▸ **TEXTO BASE**

=-=-=

Brinquedos fazem parte do universo
infantil e contribuem para potencializar a inteligência, para representação do
mundo social. Por isso, meninas também podem brincar de carrinhos afinal
enquanto crianças ainda não conseguem dirigir um carro de verdade, mas ao
brincar representam as condições concretas que vivenciam, criam e reelaboram.
Do mesmo modo que bonecas não são apenas para meninas, como erroneamente a
sociedade faz pensar, numa falsa perspectiva de que atribuições de cuidar,
alimentar, exercer a responsabilidade pelas crianças seriam estatutos
femininos.
Contudo,
esse tratamento dispensado à boneca dificilmente pode ser aplicado à Barbie,
afinal seria possível tratar uma adulta como bebê? Bem, lembrando que boneca é
o instrumento da criança representar a relação existencial entre responsáveis e
filhos, a Barbie, enquanto mulher e dona de um corpo nos padrões do socialmente
considerado belo, não preencheria as características de neném. Esse senso comum de beleza se encaixa
aos critérios impostos: jovem, loira, magra, de olhos azuis e sempre maquiada.
É como se disséssemos às crianças que pessoa bonita deve estar dentro dessas
características, mesmo as brasileiras sendo, em sua grande maioria,
proprietárias de cabelos escuros, dificilmente com cinturas tão finas, nem
sempre livres de celulite, varizes ou estrias.
Nesse
sentido é possível perceber que a Barbie não é simplesmente uma boneca. É uma
modelo de mulher, representação para a criança-menina de corpo, gênero e
infância. Esse imaginário de beleza de corpo é inculcado pela mulher desde
tenra idade através da boneca Barbie e não é à toa que numa pesquisa (ROVERI, 2011)
80% das mulheres entrevistadas apontavam insatisfação com o próprio corpo.
Em
termos de gênero a Barbie traz consigo um arsenal de informações para a menina.

=-=-=

▸ **LISTA DE DADOS**

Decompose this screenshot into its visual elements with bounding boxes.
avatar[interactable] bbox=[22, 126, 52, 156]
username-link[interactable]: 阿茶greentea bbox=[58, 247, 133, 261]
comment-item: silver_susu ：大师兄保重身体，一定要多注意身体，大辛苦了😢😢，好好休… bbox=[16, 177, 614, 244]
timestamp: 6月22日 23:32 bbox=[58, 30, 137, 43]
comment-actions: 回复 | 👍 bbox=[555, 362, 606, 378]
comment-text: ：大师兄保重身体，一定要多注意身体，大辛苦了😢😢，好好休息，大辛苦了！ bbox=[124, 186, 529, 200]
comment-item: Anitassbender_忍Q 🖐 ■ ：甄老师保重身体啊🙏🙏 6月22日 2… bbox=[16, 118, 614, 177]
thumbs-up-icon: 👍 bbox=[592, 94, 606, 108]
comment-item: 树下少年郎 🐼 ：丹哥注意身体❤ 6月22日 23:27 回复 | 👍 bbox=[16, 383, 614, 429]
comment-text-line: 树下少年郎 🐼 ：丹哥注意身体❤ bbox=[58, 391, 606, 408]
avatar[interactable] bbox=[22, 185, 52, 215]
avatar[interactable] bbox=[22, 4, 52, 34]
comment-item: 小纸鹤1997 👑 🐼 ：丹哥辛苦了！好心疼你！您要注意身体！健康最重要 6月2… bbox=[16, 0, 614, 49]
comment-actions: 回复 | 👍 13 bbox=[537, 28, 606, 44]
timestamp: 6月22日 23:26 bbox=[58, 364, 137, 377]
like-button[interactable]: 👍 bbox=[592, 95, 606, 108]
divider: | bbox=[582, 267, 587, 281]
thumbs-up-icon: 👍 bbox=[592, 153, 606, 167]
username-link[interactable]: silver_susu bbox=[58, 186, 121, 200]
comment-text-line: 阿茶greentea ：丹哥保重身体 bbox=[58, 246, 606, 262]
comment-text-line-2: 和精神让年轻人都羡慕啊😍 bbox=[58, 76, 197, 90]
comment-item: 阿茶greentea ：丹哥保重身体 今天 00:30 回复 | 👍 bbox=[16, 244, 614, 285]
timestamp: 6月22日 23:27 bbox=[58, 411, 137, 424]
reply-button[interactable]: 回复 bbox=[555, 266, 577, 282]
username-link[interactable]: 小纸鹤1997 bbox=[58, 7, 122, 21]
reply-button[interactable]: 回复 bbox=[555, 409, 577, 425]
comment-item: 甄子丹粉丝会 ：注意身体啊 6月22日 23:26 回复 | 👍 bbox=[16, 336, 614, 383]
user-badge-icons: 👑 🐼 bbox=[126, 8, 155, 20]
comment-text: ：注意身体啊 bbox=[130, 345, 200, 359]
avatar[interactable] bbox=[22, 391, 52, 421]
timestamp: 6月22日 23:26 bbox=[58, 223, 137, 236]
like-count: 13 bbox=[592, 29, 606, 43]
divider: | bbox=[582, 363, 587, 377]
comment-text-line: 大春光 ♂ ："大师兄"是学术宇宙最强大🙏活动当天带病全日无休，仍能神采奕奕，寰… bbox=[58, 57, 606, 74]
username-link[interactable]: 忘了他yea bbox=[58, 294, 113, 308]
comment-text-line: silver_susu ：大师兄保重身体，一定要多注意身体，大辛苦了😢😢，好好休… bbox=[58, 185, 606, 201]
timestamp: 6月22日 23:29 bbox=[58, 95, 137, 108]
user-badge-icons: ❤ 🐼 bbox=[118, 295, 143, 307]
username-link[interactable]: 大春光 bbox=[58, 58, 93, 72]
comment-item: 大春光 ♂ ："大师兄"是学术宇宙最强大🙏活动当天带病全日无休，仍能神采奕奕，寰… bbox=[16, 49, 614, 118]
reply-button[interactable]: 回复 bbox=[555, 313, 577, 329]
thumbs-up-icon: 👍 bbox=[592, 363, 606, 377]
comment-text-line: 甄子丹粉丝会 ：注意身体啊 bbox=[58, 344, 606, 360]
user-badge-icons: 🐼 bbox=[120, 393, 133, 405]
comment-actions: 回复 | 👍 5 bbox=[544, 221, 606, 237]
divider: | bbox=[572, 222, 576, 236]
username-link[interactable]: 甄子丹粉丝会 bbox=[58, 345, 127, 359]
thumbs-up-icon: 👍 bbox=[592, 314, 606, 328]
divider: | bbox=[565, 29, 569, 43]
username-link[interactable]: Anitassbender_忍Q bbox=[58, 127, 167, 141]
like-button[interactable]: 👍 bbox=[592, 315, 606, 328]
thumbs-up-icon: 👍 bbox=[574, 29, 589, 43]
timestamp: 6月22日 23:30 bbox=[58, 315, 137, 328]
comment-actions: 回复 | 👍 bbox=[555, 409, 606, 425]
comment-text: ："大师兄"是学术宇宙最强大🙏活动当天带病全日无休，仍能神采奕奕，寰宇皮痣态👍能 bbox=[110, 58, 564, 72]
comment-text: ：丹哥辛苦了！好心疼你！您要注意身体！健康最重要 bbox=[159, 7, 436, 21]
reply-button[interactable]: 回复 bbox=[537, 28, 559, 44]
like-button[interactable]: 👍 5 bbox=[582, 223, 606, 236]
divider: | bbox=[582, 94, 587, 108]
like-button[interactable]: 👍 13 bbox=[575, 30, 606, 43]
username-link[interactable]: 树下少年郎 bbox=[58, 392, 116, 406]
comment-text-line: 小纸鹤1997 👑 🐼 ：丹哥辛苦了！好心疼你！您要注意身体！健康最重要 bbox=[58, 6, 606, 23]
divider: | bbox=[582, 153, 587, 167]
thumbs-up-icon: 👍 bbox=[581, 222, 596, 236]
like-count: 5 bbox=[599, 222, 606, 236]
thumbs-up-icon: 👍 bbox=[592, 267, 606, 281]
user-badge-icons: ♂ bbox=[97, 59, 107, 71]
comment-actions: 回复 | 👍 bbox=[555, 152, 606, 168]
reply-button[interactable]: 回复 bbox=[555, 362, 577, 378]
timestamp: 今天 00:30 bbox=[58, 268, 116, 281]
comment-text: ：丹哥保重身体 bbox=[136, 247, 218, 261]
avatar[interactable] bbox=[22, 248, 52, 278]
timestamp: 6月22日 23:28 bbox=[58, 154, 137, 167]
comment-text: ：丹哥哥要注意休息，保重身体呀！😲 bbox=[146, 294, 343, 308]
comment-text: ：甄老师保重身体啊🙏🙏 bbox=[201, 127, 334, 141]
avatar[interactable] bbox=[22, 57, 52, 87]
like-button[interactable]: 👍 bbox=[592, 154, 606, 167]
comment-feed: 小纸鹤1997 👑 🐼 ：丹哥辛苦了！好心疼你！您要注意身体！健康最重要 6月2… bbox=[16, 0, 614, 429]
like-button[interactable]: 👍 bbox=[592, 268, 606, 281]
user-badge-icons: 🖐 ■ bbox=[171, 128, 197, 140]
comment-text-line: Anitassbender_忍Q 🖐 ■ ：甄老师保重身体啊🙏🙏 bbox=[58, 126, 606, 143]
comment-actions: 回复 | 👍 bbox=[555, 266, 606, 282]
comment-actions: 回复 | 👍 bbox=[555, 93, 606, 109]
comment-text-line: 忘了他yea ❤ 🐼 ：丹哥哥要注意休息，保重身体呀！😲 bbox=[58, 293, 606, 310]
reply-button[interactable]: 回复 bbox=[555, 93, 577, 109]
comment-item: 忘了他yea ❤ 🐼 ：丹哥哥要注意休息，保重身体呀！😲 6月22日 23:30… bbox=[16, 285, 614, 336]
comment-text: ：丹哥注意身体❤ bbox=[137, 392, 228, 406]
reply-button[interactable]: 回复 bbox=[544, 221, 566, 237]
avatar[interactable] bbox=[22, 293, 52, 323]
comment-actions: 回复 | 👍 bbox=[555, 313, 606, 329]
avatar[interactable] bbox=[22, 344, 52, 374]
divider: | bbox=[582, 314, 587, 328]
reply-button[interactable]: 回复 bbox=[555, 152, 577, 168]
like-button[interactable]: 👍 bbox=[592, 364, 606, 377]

=-=-=

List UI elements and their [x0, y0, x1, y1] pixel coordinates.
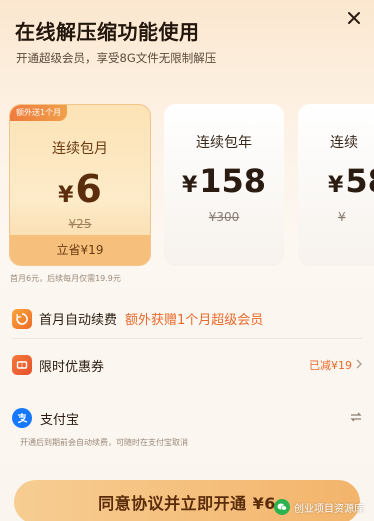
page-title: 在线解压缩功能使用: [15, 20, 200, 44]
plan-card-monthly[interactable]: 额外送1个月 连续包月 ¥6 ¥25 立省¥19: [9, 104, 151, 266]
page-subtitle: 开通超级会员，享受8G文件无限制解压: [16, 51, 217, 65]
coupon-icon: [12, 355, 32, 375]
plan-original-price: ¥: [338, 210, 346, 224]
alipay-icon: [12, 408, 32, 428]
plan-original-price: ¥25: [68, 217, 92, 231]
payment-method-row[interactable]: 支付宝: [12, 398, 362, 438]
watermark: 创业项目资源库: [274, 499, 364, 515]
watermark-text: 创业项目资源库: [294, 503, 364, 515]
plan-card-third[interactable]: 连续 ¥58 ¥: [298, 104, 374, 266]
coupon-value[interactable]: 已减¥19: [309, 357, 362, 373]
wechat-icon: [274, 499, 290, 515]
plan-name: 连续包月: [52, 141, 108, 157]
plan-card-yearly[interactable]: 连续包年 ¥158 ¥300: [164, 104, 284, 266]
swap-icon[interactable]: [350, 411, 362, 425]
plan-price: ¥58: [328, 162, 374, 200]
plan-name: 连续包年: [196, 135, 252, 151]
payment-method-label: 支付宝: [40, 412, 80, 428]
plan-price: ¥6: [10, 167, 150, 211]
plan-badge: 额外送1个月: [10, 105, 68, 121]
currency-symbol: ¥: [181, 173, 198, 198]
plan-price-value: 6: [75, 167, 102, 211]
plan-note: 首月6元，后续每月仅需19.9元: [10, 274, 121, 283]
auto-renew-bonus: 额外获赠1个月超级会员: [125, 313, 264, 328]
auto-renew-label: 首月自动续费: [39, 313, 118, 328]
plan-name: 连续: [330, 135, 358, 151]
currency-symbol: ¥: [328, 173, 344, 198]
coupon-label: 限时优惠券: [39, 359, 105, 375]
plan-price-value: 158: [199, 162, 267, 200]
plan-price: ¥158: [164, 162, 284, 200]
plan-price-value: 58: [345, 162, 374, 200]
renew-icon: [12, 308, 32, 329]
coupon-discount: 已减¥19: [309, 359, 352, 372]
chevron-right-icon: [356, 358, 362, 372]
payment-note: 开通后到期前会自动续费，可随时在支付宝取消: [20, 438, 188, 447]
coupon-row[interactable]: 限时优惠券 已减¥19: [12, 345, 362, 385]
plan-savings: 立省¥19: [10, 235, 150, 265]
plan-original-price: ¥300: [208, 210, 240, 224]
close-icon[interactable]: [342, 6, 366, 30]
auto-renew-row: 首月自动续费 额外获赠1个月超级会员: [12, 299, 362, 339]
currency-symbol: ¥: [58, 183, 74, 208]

=-=-=

▸ **PROBLEMAS A RESOLVER**
[a] Responda com base no texto sobre a Barbie:
(i) Quais características formam o padrão de beleza imposto, segundo o texto?
(ii) Que porcentagem das mulheres entrevistadas na pesquisa citada mostrou insatisfação com o próprio corpo?
(iii) De que brinquedo o texto diz que as meninas também podem brincar?
[b] Altere o trecho do texto sobre a Barbie de "Brinquedos fazem parte" até "criam e reelaboram.", trocando "carrinhos" por "bola".
As entradas não fazem falta para nada aqui.

▸ **RESPOSTAS DO EXERCÍCIO**
[a]
(i) Jovem, loira, magra, de olhos azuis e sempre maquiada.
(ii) 80%.
(iii) De carrinhos.

[b]
Brinquedos fazem parte do universo
infantil e contribuem para potencializar a inteligência, para representação do
mundo social. Por isso, meninas também podem brincar de bola afinal
enquanto crianças ainda não conseguem dirigir um carro de verdade, mas ao
brincar representam as condições concretas que vivenciam, criam e reelaboram.